Extracted records
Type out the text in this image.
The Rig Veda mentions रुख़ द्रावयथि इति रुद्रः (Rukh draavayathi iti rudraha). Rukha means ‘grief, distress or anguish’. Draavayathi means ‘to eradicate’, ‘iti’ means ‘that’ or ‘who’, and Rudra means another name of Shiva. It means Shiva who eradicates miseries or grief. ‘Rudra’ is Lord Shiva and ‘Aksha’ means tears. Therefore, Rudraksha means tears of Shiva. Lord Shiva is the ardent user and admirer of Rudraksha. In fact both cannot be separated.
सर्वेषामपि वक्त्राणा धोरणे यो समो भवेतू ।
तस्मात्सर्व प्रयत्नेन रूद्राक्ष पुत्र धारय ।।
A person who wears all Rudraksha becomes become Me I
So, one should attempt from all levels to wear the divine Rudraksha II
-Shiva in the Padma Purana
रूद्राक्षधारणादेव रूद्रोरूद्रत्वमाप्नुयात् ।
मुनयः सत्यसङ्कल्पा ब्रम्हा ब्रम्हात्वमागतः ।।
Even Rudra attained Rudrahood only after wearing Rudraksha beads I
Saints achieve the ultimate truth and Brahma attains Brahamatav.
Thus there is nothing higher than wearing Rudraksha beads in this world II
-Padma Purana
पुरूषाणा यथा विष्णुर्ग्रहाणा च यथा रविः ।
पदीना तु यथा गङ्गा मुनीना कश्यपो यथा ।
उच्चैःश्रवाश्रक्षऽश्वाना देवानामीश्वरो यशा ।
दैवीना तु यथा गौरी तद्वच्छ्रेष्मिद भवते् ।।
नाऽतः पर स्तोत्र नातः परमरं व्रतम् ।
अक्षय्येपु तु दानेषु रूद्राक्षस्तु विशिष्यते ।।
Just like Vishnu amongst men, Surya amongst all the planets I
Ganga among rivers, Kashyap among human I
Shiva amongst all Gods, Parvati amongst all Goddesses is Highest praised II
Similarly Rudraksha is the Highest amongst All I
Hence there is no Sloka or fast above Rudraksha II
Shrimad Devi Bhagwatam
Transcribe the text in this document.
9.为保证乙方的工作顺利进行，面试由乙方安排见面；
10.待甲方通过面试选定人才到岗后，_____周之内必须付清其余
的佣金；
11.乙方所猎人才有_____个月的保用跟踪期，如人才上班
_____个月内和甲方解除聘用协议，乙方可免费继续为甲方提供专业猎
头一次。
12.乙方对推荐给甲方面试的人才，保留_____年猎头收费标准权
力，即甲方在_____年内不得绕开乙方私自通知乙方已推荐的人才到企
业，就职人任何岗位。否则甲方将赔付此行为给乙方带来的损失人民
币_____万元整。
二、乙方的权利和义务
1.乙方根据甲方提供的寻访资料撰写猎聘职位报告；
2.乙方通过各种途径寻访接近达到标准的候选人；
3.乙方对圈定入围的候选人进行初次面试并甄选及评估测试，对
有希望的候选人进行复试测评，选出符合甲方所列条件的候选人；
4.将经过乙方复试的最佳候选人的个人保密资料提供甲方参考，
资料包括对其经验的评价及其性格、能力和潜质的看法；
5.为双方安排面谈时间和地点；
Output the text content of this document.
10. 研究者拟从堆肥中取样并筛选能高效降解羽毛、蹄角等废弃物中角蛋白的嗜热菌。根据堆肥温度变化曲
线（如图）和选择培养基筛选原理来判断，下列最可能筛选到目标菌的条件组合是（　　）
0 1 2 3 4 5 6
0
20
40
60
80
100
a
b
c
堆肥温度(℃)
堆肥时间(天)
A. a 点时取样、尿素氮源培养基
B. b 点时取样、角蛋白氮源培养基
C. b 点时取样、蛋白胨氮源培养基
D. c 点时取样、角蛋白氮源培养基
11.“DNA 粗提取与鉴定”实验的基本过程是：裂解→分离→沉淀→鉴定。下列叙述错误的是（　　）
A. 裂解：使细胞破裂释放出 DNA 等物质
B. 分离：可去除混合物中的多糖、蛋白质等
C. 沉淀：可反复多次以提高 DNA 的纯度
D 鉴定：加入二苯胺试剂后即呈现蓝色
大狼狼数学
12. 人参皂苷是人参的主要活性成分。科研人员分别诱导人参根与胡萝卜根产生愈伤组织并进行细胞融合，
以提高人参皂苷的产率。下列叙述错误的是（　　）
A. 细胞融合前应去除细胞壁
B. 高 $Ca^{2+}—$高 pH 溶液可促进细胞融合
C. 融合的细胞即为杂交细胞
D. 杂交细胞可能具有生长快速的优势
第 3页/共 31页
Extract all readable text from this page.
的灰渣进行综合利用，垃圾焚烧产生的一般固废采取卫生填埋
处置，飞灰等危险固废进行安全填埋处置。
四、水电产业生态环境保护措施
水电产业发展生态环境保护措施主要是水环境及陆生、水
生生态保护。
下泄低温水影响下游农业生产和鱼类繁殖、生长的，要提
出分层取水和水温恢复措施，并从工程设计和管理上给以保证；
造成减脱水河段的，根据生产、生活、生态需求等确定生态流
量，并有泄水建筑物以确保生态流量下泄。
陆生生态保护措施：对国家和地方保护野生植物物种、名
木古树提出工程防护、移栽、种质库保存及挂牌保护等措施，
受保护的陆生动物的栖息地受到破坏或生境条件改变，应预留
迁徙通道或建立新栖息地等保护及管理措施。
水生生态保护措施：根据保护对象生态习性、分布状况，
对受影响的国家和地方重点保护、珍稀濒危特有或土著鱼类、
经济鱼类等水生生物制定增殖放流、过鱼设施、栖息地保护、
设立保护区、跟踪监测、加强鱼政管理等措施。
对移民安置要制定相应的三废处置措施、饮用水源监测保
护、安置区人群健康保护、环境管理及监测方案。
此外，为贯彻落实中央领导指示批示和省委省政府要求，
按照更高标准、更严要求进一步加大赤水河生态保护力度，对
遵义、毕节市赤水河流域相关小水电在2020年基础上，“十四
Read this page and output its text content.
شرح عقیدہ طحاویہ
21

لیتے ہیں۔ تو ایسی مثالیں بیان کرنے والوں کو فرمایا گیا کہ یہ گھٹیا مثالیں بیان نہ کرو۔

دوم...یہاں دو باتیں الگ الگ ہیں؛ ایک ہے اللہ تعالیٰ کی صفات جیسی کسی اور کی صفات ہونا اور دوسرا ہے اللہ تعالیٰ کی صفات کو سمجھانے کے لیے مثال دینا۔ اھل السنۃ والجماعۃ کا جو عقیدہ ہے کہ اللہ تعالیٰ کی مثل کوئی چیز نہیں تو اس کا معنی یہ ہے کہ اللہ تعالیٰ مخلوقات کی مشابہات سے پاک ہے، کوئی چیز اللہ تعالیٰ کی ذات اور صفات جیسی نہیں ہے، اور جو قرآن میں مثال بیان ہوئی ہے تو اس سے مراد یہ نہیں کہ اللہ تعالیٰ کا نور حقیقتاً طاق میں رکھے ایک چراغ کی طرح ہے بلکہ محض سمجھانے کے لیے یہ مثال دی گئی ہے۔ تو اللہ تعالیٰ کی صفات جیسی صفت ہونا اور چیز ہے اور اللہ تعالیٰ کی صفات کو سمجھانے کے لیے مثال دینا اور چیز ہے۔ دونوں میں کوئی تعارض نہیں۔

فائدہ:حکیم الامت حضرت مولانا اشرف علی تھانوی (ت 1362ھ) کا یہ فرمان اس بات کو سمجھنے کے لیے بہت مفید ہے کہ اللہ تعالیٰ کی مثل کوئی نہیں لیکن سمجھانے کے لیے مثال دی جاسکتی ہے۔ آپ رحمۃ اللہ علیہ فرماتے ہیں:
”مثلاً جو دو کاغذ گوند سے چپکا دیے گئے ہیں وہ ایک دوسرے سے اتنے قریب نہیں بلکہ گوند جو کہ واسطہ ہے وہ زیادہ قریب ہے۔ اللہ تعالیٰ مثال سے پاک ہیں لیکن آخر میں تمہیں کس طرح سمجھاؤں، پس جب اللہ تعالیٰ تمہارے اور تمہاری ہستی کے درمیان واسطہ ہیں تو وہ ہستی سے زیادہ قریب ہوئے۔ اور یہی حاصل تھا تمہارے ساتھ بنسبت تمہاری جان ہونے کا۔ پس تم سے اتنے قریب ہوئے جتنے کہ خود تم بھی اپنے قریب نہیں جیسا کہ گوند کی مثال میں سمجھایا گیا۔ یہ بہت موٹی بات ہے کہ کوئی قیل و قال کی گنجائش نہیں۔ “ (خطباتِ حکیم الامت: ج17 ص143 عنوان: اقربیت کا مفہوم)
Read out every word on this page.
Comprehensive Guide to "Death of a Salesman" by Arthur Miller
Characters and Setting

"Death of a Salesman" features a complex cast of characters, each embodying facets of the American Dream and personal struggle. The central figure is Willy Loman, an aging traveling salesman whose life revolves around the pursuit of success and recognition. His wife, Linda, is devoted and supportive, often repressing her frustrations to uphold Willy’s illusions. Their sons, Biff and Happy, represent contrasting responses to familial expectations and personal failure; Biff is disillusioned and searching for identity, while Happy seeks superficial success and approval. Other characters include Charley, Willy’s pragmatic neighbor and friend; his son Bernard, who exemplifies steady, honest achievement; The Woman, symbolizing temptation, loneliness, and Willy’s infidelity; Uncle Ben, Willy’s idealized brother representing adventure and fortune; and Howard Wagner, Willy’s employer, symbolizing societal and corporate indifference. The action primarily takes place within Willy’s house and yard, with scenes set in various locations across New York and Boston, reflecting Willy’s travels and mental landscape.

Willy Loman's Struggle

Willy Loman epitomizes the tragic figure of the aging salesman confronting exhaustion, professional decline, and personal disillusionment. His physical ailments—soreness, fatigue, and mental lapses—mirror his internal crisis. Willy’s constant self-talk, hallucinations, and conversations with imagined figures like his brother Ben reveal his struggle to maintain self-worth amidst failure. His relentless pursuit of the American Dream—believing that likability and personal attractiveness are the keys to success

# GIVEN TASK:
From the data above, show each line that contains "عقیدہ".

# ANSWER FOR THE TASK:
شرح عقیدہ طحاویہ
دوم...یہاں دو باتیں الگ الگ ہیں؛ ایک ہے اللہ تعالیٰ کی صفات جیسی کسی اور کی صفات ہونا اور دوسرا ہے اللہ تعالیٰ کی صفات کو سمجھانے کے لیے مثال دینا۔ اھل السنۃ والجماعۃ کا جو عقیدہ ہے کہ اللہ تعالیٰ کی مثل کوئی چیز نہیں تو اس کا معنی یہ ہے کہ اللہ تعالیٰ مخلوقات کی مشابہات سے پاک ہے، کوئی چیز اللہ تعالیٰ کی ذات اور صفات جیسی نہیں ہے، اور جو قرآن میں مثال بیان ہوئی ہے تو اس سے مراد یہ نہیں کہ اللہ تعالیٰ کا نور حقیقتاً طاق میں رکھے ایک چراغ کی طرح ہے بلکہ محض سمجھانے کے لیے یہ مثال دی گئی ہے۔ تو اللہ تعالیٰ کی صفات جیسی صفت ہونا اور چیز ہے اور اللہ تعالیٰ کی صفات کو سمجھانے کے لیے مثال دینا اور چیز ہے۔ دونوں میں کوئی تعارض نہیں۔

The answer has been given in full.